| 本文 |
一歩進んで二歩下がる!?

 人生は上手く行かない!

プラス、マイナスすると、少しマイナス。

こみちの人生って、いつもそんな感じ。

少し運気が上がったと感じたら、どこかでガツンと、しかも極端なほどに下がっている。

だからトータルすると、下がったまま。

父親のこと

同居する定年退職した父親は、「もう働きたくない」と口にする。

現役時代に頑張っていたから、それはそれでいいと思う。

でも、気になるのは母親への言動。

立場が変わり、お互いがイーブンになっても「お茶」「飯!」と顎で使う。

こみち世代にすると「ありがとう」とせめて感謝を伝えないことにヤキモキしてしまう。

年々、身体は老朽化していて、動かなくなってお腹が目立つようになった。

こみちは介護士で、施設で頑張る利用者たちと向き合うから、余計に父親が恵まれた状況で暮らせていることに気づいて欲しいと思ってしまう。

何も苦労して欲しいと思っている訳ではない。

自分に残された時間を大切に使って欲しいのだ。

母親のこと

最近、特に老けたと感じる。

年も年だからと思う反面、今までの暮らしを一向に変えようとしてくれない。

同居して、荷物が増えて、整理されないいろんなものがリビングに目立つようになった。

「少しは整理したら?」

言い出せない嫁に代わって言ってみるが、「今、使うところ」と返事する。

昔からこみち同様に「天然」と言われた母親だが、特に最近の会話は噛み合わない。

「違うよ。片付けしないのって聞いたんだ」

もう一度、そう聞き直しても、「使うんだって」と少し怒り気味に答える。

それで大体、こちらが諦めてしまう。

介護士の仕事

こみちにとって、介護士の仕事は好きじゃない。

でも利用者からは歓迎されていると思う。

特にそう感じる訳ではないけれど、他のスタッフから聞くと利用者の表情に違いがあるらしい。

でも、感情にとてもムラがあって、家に帰り一人になると外には出たくないし、人にも会いたくない。

| 提供情報 |
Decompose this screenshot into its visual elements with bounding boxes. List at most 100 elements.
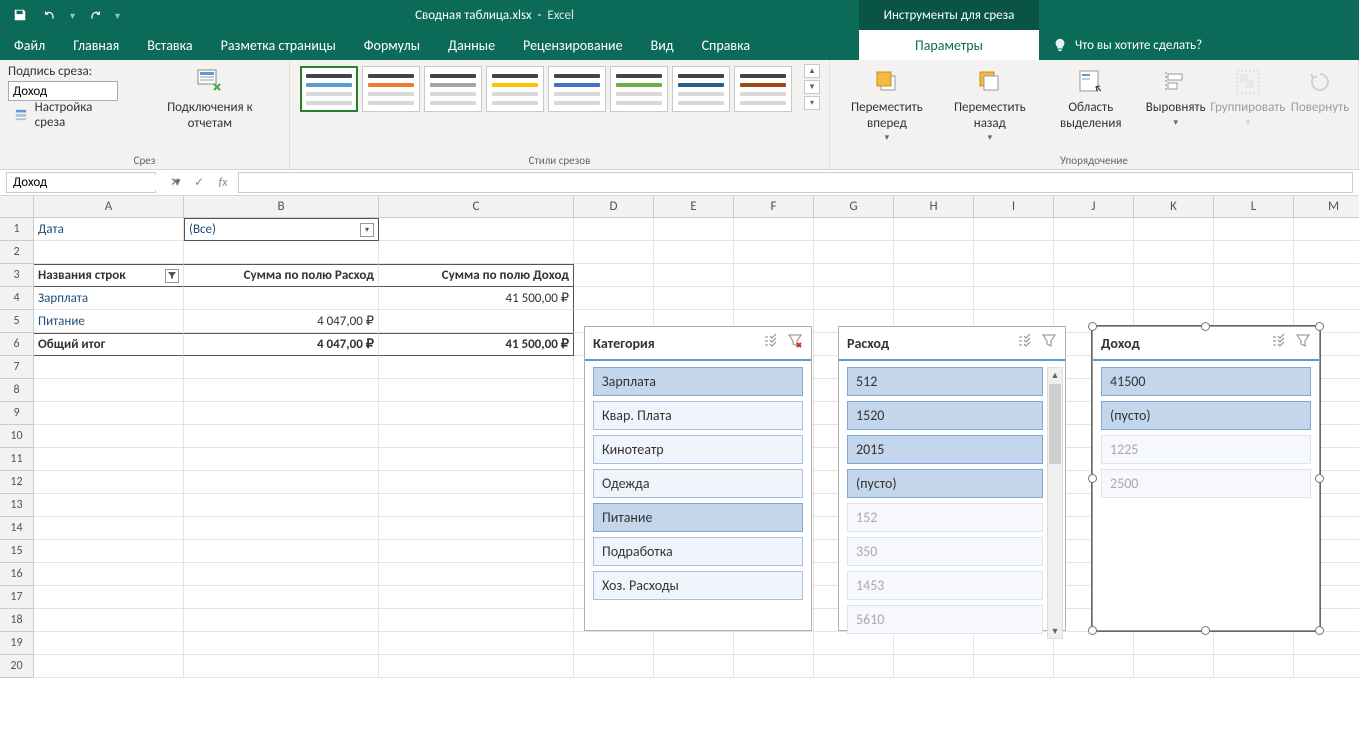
tab-help[interactable]: Справка	[688, 30, 765, 60]
cell[interactable]	[184, 540, 379, 563]
slicer-item[interactable]: Одежда	[593, 469, 803, 498]
tab-slicer-options[interactable]: Параметры	[859, 30, 1039, 60]
row-header[interactable]: 17	[0, 586, 34, 609]
cell[interactable]	[1134, 632, 1214, 655]
cell[interactable]	[574, 218, 654, 241]
cell[interactable]	[1294, 632, 1359, 655]
cell[interactable]	[379, 609, 574, 632]
cell[interactable]	[1054, 218, 1134, 241]
cell[interactable]	[654, 218, 734, 241]
gallery-up-icon[interactable]: ▲	[804, 64, 820, 78]
cell[interactable]	[379, 494, 574, 517]
cell[interactable]	[184, 402, 379, 425]
cell[interactable]	[1294, 655, 1359, 678]
slicer-style-option[interactable]	[548, 66, 606, 112]
column-header[interactable]: F	[734, 196, 814, 218]
row-filter-icon[interactable]	[165, 269, 179, 283]
cell[interactable]	[379, 425, 574, 448]
slicer-styles-gallery[interactable]	[298, 64, 794, 114]
clear-filter-icon[interactable]	[1295, 333, 1311, 353]
cell[interactable]	[184, 609, 379, 632]
slicer-style-option[interactable]	[300, 66, 358, 112]
align-button[interactable]: Выровнять▾	[1146, 64, 1206, 130]
cell[interactable]	[34, 471, 184, 494]
row-header[interactable]: 9	[0, 402, 34, 425]
cell[interactable]	[34, 586, 184, 609]
name-box[interactable]: ▾	[6, 172, 156, 193]
column-header[interactable]: K	[1134, 196, 1214, 218]
slicer-style-option[interactable]	[424, 66, 482, 112]
cell[interactable]	[1214, 218, 1294, 241]
tab-view[interactable]: Вид	[637, 30, 688, 60]
cell[interactable]: Дата	[34, 218, 184, 241]
column-header[interactable]: L	[1214, 196, 1294, 218]
cell[interactable]	[34, 402, 184, 425]
tab-file[interactable]: Файл	[0, 30, 59, 60]
column-header[interactable]: J	[1054, 196, 1134, 218]
column-header[interactable]: C	[379, 196, 574, 218]
slicer-caption-input[interactable]	[8, 81, 118, 101]
slicer-item[interactable]: (пусто)	[847, 469, 1043, 498]
slicer-item[interactable]: Подработка	[593, 537, 803, 566]
slicer-category[interactable]: Категория ЗарплатаКвар. ПлатаКинотеатрОд…	[584, 326, 812, 631]
column-header[interactable]: G	[814, 196, 894, 218]
cell[interactable]: Названия строк	[34, 264, 184, 287]
cell[interactable]	[1294, 264, 1359, 287]
cell[interactable]	[34, 632, 184, 655]
tab-data[interactable]: Данные	[434, 30, 509, 60]
cell[interactable]	[34, 540, 184, 563]
undo-icon[interactable]	[38, 3, 62, 27]
row-header[interactable]: 8	[0, 379, 34, 402]
cell[interactable]	[1054, 632, 1134, 655]
cell[interactable]	[184, 655, 379, 678]
cell[interactable]	[1134, 241, 1214, 264]
cell[interactable]	[379, 563, 574, 586]
slicer-item[interactable]: Зарплата	[593, 367, 803, 396]
cell[interactable]	[574, 655, 654, 678]
cell[interactable]	[1054, 264, 1134, 287]
cell[interactable]	[894, 287, 974, 310]
row-header[interactable]: 19	[0, 632, 34, 655]
cell[interactable]	[734, 632, 814, 655]
cell[interactable]	[814, 655, 894, 678]
slicer-item[interactable]: 152	[847, 503, 1043, 532]
slicer-style-option[interactable]	[610, 66, 668, 112]
cell[interactable]	[184, 379, 379, 402]
cell[interactable]	[894, 655, 974, 678]
slicer-settings-button[interactable]: Настройка среза	[8, 103, 131, 127]
row-header[interactable]: 1	[0, 218, 34, 241]
tab-review[interactable]: Рецензирование	[509, 30, 637, 60]
cell[interactable]	[1294, 241, 1359, 264]
enter-formula-icon[interactable]: ✓	[188, 172, 210, 194]
cell[interactable]	[34, 563, 184, 586]
cell[interactable]	[184, 517, 379, 540]
cell[interactable]	[734, 218, 814, 241]
slicer-item[interactable]: 1453	[847, 571, 1043, 600]
clear-filter-icon[interactable]	[1041, 333, 1057, 353]
qat-dropdown-icon[interactable]: ▾	[68, 9, 77, 22]
row-header[interactable]: 5	[0, 310, 34, 333]
cell[interactable]	[34, 494, 184, 517]
slicer-scrollbar[interactable]: ▲ ▼	[1047, 367, 1063, 639]
select-all-corner[interactable]	[0, 196, 34, 218]
cell[interactable]	[894, 241, 974, 264]
scroll-thumb[interactable]	[1049, 384, 1061, 464]
multi-select-icon[interactable]	[763, 333, 779, 353]
cell[interactable]	[184, 494, 379, 517]
report-connections-button[interactable]: Подключения к отчетам	[139, 64, 281, 133]
cell[interactable]: 4 047,00 ₽	[184, 310, 379, 333]
row-header[interactable]: 18	[0, 609, 34, 632]
column-header[interactable]: E	[654, 196, 734, 218]
scroll-up-icon[interactable]: ▲	[1048, 368, 1062, 382]
scroll-down-icon[interactable]: ▼	[1048, 624, 1062, 638]
row-header[interactable]: 11	[0, 448, 34, 471]
slicer-item[interactable]: 1225	[1101, 435, 1311, 464]
cell[interactable]	[1134, 218, 1214, 241]
clear-filter-icon[interactable]	[787, 333, 803, 353]
cell[interactable]	[379, 471, 574, 494]
cell[interactable]	[814, 264, 894, 287]
cell[interactable]	[379, 586, 574, 609]
bring-forward-button[interactable]: Переместить вперед▾	[838, 64, 936, 146]
cell[interactable]: 41 500,00 ₽	[379, 287, 574, 310]
cell[interactable]	[894, 218, 974, 241]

| やること |
#1 本文によると、こみちの仕事は何か。
#2 こみちの家族と仕事について書いた本文を、最後の文のあとから書き継ぐこと。

| 解答 |
#1 介護士。

#2
介護士の仕事がある日は、その前日からとても気分が落ち込む。

でも実際に職場に行けば、利用者に助けられてどうにか務めを終えられる。

それでも、周りのスタッフが動いてくれないことや、事あるごとにこみちが前に出て頑張るしかない構図は、不満がないとも言えない。

一時間の休憩も30分から40分で切り上げ、仕事をしなければいけない働き方に、面白味とかやりがいは感じられない。

新しいiPad が買えないこと

本当に欲しいのかと言われたら、今使っているモノでもいいと答えてしまう。

YouTube を観ていると、人気YouTuber の方々がこぞって「新しいiPad 」を手に入れている。

でもこみちには買うことができない。

一体、そこにどんな差があるのだろう。

意外と、人生はプラスマイナス「0」だから、彼ら幸せそうに見えるのは「プラス」の部分を見ているからで、もしも「マイナス」に気づいたならきっとプラマイ「0」なんだと改めて思うはずだ。

そうな風に考えると、こみちが介護士として利用者から受け入れてもらえる状況は、「プラス」なのだと思える。

もしかすると、利用者とこみちの様子を見て、「あんな風になりたい」と思う人がいるのかもしれない。

こみちにすれば「当たり前」だし、そこにそんな価値があるとは思えないし、誰かが羨ましく感じるとも思えない。

でも、そうでも思わないと、「プラス」に感じるようなことが見当たらない。

中高年こみちの就活など

勤務している介護施設で、退職者が増えている。

あまり派閥とか、噂話に顔を突っ込まないから本当のところは知らないけれど、配属されたエリアのスタッフからも、「月末で辞めるんだ」と聞かされて驚いた。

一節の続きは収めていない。